- _SUPPLIED INFORMATION_
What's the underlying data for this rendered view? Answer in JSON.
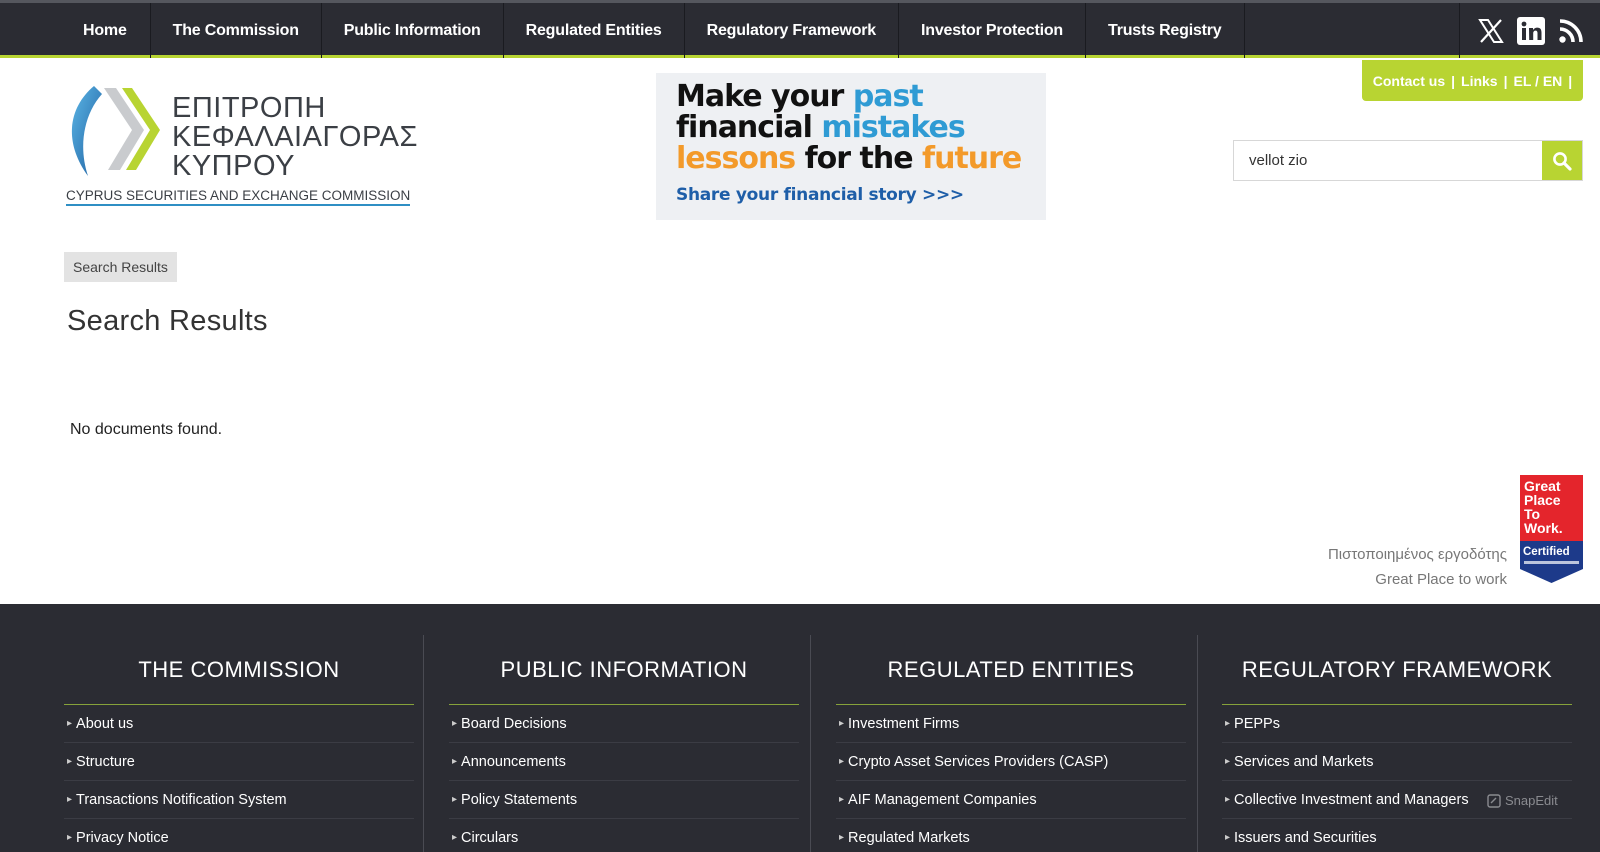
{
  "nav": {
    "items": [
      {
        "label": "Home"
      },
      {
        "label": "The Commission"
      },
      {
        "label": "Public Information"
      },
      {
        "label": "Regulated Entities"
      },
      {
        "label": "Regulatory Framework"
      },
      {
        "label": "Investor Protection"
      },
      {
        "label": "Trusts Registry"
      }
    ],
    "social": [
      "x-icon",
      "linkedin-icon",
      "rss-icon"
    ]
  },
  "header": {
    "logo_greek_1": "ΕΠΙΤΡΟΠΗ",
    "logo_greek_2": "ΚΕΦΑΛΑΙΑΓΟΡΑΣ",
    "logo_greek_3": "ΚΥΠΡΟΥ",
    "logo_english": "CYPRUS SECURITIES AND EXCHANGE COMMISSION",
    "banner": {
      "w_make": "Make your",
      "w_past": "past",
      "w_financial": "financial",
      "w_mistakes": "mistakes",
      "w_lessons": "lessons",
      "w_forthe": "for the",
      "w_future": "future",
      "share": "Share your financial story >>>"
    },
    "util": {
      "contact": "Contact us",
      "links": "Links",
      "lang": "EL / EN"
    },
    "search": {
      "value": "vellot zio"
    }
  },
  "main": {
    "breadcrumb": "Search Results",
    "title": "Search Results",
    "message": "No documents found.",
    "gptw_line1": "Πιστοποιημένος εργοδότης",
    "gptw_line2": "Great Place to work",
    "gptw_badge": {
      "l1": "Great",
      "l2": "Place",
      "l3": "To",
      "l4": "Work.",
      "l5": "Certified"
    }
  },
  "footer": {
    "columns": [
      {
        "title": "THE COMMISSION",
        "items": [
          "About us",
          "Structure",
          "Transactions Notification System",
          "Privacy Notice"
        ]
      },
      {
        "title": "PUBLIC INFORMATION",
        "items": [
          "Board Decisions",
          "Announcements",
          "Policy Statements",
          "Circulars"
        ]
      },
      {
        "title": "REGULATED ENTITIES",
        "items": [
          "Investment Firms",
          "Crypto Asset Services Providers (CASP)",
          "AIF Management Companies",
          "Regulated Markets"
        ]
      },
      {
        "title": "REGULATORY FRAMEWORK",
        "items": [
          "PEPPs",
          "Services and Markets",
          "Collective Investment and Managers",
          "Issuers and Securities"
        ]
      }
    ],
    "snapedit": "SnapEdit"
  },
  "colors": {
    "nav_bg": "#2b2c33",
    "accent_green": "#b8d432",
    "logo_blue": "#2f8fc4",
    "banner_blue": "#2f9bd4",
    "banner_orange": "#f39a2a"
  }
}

- _PROBLEM TO SOLVE_
All the lines above are to be given again exactly as they read, with the pictures removed.

- _FINISHED TASK_
What's the underlying data for this rendered view? Answer in JSON.
{
  "nav": {
    "items": [
      {
        "label": "Home"
      },
      {
        "label": "The Commission"
      },
      {
        "label": "Public Information"
      },
      {
        "label": "Regulated Entities"
      },
      {
        "label": "Regulatory Framework"
      },
      {
        "label": "Investor Protection"
      },
      {
        "label": "Trusts Registry"
      }
    ],
    "social": [
      "x-icon",
      "linkedin-icon",
      "rss-icon"
    ]
  },
  "header": {
    "logo_greek_1": "ΕΠΙΤΡΟΠΗ",
    "logo_greek_2": "ΚΕΦΑΛΑΙΑΓΟΡΑΣ",
    "logo_greek_3": "ΚΥΠΡΟΥ",
    "logo_english": "CYPRUS SECURITIES AND EXCHANGE COMMISSION",
    "banner": {
      "w_make": "Make your",
      "w_past": "past",
      "w_financial": "financial",
      "w_mistakes": "mistakes",
      "w_lessons": "lessons",
      "w_forthe": "for the",
      "w_future": "future",
      "share": "Share your financial story >>>"
    },
    "util": {
      "contact": "Contact us",
      "links": "Links",
      "lang": "EL / EN"
    },
    "search": {
      "value": "vellot zio"
    }
  },
  "main": {
    "breadcrumb": "Search Results",
    "title": "Search Results",
    "message": "No documents found.",
    "gptw_line1": "Πιστοποιημένος εργοδότης",
    "gptw_line2": "Great Place to work",
    "gptw_badge": {
      "l1": "Great",
      "l2": "Place",
      "l3": "To",
      "l4": "Work.",
      "l5": "Certified"
    }
  },
  "footer": {
    "columns": [
      {
        "title": "THE COMMISSION",
        "items": [
          "About us",
          "Structure",
          "Transactions Notification System",
          "Privacy Notice"
        ]
      },
      {
        "title": "PUBLIC INFORMATION",
        "items": [
          "Board Decisions",
          "Announcements",
          "Policy Statements",
          "Circulars"
        ]
      },
      {
        "title": "REGULATED ENTITIES",
        "items": [
          "Investment Firms",
          "Crypto Asset Services Providers (CASP)",
          "AIF Management Companies",
          "Regulated Markets"
        ]
      },
      {
        "title": "REGULATORY FRAMEWORK",
        "items": [
          "PEPPs",
          "Services and Markets",
          "Collective Investment and Managers",
          "Issuers and Securities"
        ]
      }
    ],
    "snapedit": "SnapEdit"
  },
  "colors": {
    "nav_bg": "#2b2c33",
    "accent_green": "#b8d432",
    "logo_blue": "#2f8fc4",
    "banner_blue": "#2f9bd4",
    "banner_orange": "#f39a2a"
  }
}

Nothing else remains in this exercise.